» SUPPLIED INFORMATION
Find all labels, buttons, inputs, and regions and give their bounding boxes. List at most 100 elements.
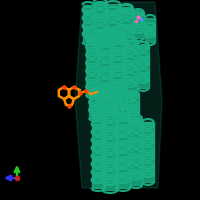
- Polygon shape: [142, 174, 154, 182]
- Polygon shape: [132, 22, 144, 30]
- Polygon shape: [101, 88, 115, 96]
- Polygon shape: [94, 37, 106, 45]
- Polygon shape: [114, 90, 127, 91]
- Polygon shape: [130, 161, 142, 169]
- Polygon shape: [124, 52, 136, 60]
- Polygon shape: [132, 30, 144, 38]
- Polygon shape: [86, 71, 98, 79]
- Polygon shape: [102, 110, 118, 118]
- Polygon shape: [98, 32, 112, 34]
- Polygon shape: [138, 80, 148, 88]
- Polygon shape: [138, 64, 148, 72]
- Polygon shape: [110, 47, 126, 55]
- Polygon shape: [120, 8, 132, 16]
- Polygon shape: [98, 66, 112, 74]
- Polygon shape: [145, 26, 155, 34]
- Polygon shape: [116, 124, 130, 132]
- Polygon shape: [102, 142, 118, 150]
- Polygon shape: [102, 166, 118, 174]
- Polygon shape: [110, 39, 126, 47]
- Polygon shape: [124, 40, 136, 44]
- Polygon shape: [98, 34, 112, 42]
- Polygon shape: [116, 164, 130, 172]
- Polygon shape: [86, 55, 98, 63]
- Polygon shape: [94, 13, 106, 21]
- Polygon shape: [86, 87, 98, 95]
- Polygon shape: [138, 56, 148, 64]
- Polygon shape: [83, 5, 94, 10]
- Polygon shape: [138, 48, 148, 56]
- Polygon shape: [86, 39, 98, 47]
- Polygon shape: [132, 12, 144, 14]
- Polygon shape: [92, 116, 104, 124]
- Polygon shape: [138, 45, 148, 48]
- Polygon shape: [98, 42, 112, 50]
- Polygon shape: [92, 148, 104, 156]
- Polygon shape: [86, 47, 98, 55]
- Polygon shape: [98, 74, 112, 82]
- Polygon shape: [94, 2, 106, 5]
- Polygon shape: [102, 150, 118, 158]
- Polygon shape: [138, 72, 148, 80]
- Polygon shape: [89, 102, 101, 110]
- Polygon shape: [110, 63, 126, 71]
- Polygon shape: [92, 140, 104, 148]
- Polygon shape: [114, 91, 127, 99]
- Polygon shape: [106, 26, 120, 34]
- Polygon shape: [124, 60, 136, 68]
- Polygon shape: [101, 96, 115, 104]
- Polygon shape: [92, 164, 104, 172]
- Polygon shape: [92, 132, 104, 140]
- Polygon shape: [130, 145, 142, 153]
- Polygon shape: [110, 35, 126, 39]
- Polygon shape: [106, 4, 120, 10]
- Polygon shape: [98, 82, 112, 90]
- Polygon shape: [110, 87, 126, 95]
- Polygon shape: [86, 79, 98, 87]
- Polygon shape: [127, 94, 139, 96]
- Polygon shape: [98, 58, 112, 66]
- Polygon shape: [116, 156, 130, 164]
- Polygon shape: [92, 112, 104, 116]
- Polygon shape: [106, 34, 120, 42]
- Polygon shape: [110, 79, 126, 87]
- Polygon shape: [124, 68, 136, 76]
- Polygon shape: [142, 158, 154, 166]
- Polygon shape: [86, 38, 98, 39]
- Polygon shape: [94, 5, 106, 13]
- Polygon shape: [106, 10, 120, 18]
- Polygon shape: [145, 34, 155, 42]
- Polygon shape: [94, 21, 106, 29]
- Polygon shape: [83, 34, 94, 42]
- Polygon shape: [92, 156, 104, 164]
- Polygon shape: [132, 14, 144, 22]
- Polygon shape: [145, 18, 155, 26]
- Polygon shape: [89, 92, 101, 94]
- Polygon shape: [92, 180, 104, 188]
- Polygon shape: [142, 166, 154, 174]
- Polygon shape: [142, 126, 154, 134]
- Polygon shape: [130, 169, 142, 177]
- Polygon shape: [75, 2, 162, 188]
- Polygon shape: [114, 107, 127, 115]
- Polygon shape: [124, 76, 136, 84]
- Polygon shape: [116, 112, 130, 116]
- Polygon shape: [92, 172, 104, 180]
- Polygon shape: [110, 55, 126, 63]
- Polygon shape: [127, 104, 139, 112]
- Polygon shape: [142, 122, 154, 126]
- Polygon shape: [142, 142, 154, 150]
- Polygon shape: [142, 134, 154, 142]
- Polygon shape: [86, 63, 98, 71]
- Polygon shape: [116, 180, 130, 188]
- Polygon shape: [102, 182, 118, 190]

» WRITTEN EXERCISE
Copy every row above verbatim, omitting the picture.

» WORKED SOLUTION
Find all labels, buttons, inputs, and regions and give their bounding boxes. List at most 100 elements.
- Polygon shape: [142, 174, 154, 182]
- Polygon shape: [132, 22, 144, 30]
- Polygon shape: [101, 88, 115, 96]
- Polygon shape: [94, 37, 106, 45]
- Polygon shape: [114, 90, 127, 91]
- Polygon shape: [130, 161, 142, 169]
- Polygon shape: [124, 52, 136, 60]
- Polygon shape: [132, 30, 144, 38]
- Polygon shape: [86, 71, 98, 79]
- Polygon shape: [102, 110, 118, 118]
- Polygon shape: [98, 32, 112, 34]
- Polygon shape: [138, 80, 148, 88]
- Polygon shape: [138, 64, 148, 72]
- Polygon shape: [110, 47, 126, 55]
- Polygon shape: [120, 8, 132, 16]
- Polygon shape: [98, 66, 112, 74]
- Polygon shape: [145, 26, 155, 34]
- Polygon shape: [116, 124, 130, 132]
- Polygon shape: [102, 142, 118, 150]
- Polygon shape: [102, 166, 118, 174]
- Polygon shape: [110, 39, 126, 47]
- Polygon shape: [124, 40, 136, 44]
- Polygon shape: [98, 34, 112, 42]
- Polygon shape: [116, 164, 130, 172]
- Polygon shape: [86, 55, 98, 63]
- Polygon shape: [94, 13, 106, 21]
- Polygon shape: [86, 87, 98, 95]
- Polygon shape: [138, 56, 148, 64]
- Polygon shape: [83, 5, 94, 10]
- Polygon shape: [138, 48, 148, 56]
- Polygon shape: [86, 39, 98, 47]
- Polygon shape: [132, 12, 144, 14]
- Polygon shape: [92, 116, 104, 124]
- Polygon shape: [138, 45, 148, 48]
- Polygon shape: [98, 42, 112, 50]
- Polygon shape: [92, 148, 104, 156]
- Polygon shape: [86, 47, 98, 55]
- Polygon shape: [98, 74, 112, 82]
- Polygon shape: [94, 2, 106, 5]
- Polygon shape: [102, 150, 118, 158]
- Polygon shape: [138, 72, 148, 80]
- Polygon shape: [89, 102, 101, 110]
- Polygon shape: [110, 63, 126, 71]
- Polygon shape: [92, 140, 104, 148]
- Polygon shape: [114, 91, 127, 99]
- Polygon shape: [106, 26, 120, 34]
- Polygon shape: [124, 60, 136, 68]
- Polygon shape: [101, 96, 115, 104]
- Polygon shape: [92, 164, 104, 172]
- Polygon shape: [92, 132, 104, 140]
- Polygon shape: [130, 145, 142, 153]
- Polygon shape: [110, 35, 126, 39]
- Polygon shape: [106, 4, 120, 10]
- Polygon shape: [98, 82, 112, 90]
- Polygon shape: [110, 87, 126, 95]
- Polygon shape: [86, 79, 98, 87]
- Polygon shape: [127, 94, 139, 96]
- Polygon shape: [98, 58, 112, 66]
- Polygon shape: [116, 156, 130, 164]
- Polygon shape: [92, 112, 104, 116]
- Polygon shape: [106, 34, 120, 42]
- Polygon shape: [110, 79, 126, 87]
- Polygon shape: [124, 68, 136, 76]
- Polygon shape: [142, 158, 154, 166]
- Polygon shape: [86, 38, 98, 39]
- Polygon shape: [94, 5, 106, 13]
- Polygon shape: [106, 10, 120, 18]
- Polygon shape: [145, 34, 155, 42]
- Polygon shape: [94, 21, 106, 29]
- Polygon shape: [83, 34, 94, 42]
- Polygon shape: [92, 156, 104, 164]
- Polygon shape: [132, 14, 144, 22]
- Polygon shape: [145, 18, 155, 26]
- Polygon shape: [89, 92, 101, 94]
- Polygon shape: [92, 180, 104, 188]
- Polygon shape: [142, 166, 154, 174]
- Polygon shape: [142, 126, 154, 134]
- Polygon shape: [130, 169, 142, 177]
- Polygon shape: [75, 2, 162, 188]
- Polygon shape: [114, 107, 127, 115]
- Polygon shape: [124, 76, 136, 84]
- Polygon shape: [116, 112, 130, 116]
- Polygon shape: [92, 172, 104, 180]
- Polygon shape: [110, 55, 126, 63]
- Polygon shape: [127, 104, 139, 112]
- Polygon shape: [142, 122, 154, 126]
- Polygon shape: [142, 142, 154, 150]
- Polygon shape: [142, 134, 154, 142]
- Polygon shape: [86, 63, 98, 71]
- Polygon shape: [116, 180, 130, 188]
- Polygon shape: [102, 182, 118, 190]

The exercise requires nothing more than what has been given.